══ PROVIDED DATA ══

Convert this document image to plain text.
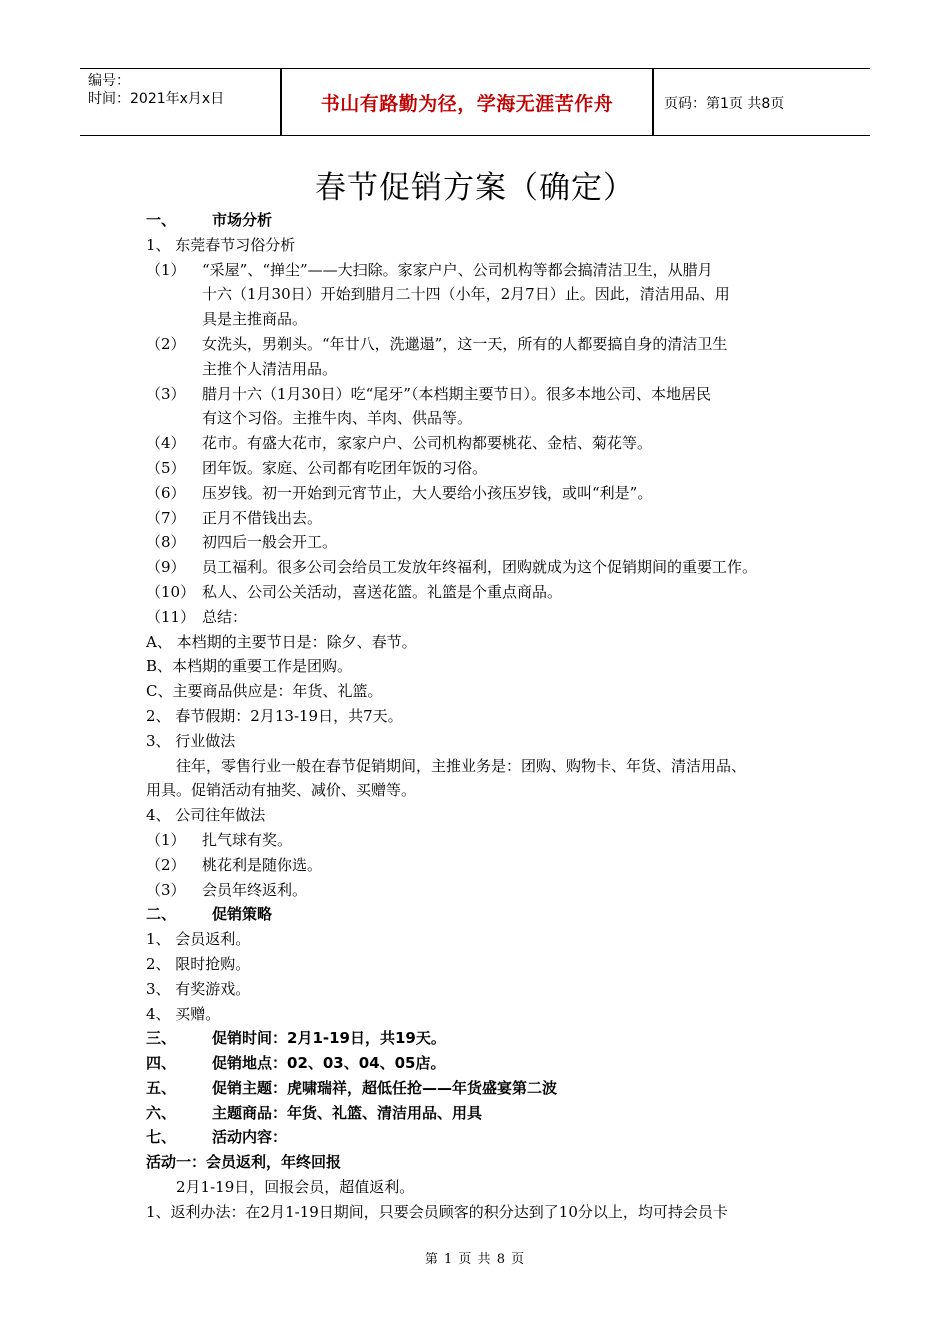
编号：
时间：2021年x月x日	书山有路勤为径，学海无涯苦作舟	页码：第1页 共8页
春节促销方案（确定）
一、 市场分析
1、 东莞春节习俗分析
（1） “采屋”、“掸尘”——大扫除。家家户户、公司机构等都会搞清洁卫生，从腊月
十六（1月30日）开始到腊月二十四（小年，2月7日）止。因此，清洁用品、用
具是主推商品。
（2） 女洗头，男剃头。“年廿八，洗邋遢”，这一天，所有的人都要搞自身的清洁卫生
主推个人清洁用品。
（3） 腊月十六（1月30日）吃“尾牙”（本档期主要节日）。很多本地公司、本地居民
有这个习俗。主推牛肉、羊肉、供品等。
（4） 花市。有盛大花市，家家户户、公司机构都要桃花、金桔、菊花等。
（5） 团年饭。家庭、公司都有吃团年饭的习俗。
（6） 压岁钱。初一开始到元宵节止，大人要给小孩压岁钱，或叫“利是”。
（7） 正月不借钱出去。
（8） 初四后一般会开工。
（9） 员工福利。很多公司会给员工发放年终福利，团购就成为这个促销期间的重要工作。
（10） 私人、公司公关活动，喜送花篮。礼篮是个重点商品。
（11） 总结：
A、 本档期的主要节日是：除夕、春节。
B、本档期的重要工作是团购。
C、主要商品供应是：年货、礼篮。
2、 春节假期：2月13-19日，共7天。
3、 行业做法
往年，零售行业一般在春节促销期间，主推业务是：团购、购物卡、年货、清洁用品、
用具。促销活动有抽奖、减价、买赠等。
4、 公司往年做法
（1） 扎气球有奖。
（2） 桃花利是随你选。
（3） 会员年终返利。
二、 促销策略
1、 会员返利。
2、 限时抢购。
3、 有奖游戏。
4、 买赠。
三、 促销时间：2月1-19日，共19天。
四、 促销地点：02、03、04、05店。
五、 促销主题：虎啸瑞祥，超低任抢——年货盛宴第二波
六、 主题商品：年货、礼篮、清洁用品、用具
七、 活动内容：
活动一：会员返利，年终回报
2月1-19日，回报会员，超值返利。
1、返利办法：在2月1-19日期间，只要会员顾客的积分达到了10分以上，均可持会员卡
第 1 页 共 8 页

═══

*GIVEN REQUEST*
Search the records above for "家家户户". Copy each line where it is found.

*WRITTEN ANSWER*
（1） “采屋”、“掸尘”——大扫除。家家户户、公司机构等都会搞清洁卫生，从腊月
（4） 花市。有盛大花市，家家户户、公司机构都要桃花、金桔、菊花等。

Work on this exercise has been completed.